__Task description__. Look through the records that follow. Copy every line containing the word "segundos".

__Provided records__.
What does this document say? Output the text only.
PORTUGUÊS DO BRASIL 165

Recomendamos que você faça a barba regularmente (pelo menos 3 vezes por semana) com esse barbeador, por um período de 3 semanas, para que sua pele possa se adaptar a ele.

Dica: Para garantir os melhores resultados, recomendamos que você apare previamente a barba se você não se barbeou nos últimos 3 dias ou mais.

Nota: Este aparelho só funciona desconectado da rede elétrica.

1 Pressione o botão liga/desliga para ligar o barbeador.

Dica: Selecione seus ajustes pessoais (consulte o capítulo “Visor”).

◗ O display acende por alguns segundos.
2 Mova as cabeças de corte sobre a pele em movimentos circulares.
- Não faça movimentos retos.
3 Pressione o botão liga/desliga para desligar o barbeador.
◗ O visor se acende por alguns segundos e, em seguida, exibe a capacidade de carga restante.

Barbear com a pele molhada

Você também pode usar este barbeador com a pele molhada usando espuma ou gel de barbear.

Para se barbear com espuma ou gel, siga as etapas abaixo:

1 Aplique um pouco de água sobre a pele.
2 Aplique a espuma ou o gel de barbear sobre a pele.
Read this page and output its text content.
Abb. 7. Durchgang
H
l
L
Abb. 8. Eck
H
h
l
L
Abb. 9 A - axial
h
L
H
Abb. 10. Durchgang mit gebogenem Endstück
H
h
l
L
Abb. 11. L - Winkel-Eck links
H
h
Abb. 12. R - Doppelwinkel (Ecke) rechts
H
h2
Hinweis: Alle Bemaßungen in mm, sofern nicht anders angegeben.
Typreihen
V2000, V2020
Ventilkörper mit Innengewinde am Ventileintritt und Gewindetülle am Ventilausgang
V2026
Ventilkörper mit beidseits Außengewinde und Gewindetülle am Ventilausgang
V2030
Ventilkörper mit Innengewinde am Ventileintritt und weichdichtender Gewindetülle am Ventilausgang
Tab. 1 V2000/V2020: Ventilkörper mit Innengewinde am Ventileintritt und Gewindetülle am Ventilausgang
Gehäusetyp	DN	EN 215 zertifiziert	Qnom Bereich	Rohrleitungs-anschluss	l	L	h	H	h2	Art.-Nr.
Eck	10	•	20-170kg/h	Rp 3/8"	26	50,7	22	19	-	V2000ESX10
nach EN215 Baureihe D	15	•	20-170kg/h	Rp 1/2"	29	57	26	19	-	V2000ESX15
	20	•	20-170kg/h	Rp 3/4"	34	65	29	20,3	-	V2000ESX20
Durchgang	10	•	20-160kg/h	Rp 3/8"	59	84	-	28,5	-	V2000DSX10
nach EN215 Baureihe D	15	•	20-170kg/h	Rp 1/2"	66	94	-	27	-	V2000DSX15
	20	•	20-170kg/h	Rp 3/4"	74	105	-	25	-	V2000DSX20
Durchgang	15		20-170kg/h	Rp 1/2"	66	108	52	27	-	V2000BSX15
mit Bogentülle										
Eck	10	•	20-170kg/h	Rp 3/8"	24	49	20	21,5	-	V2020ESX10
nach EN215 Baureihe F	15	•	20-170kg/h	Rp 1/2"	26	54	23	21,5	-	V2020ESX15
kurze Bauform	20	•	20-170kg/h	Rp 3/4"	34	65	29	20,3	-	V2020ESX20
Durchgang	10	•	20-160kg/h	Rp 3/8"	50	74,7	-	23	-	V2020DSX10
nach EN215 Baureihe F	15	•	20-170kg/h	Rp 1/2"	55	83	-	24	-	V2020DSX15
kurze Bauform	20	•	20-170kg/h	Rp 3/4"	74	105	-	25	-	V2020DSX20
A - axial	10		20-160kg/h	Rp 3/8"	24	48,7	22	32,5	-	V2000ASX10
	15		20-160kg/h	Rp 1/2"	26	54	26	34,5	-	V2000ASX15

__Exercise response__.
◗ O display acende por alguns segundos.
◗ O visor se acende por alguns segundos e, em seguida, exibe a capacidade de carga restante.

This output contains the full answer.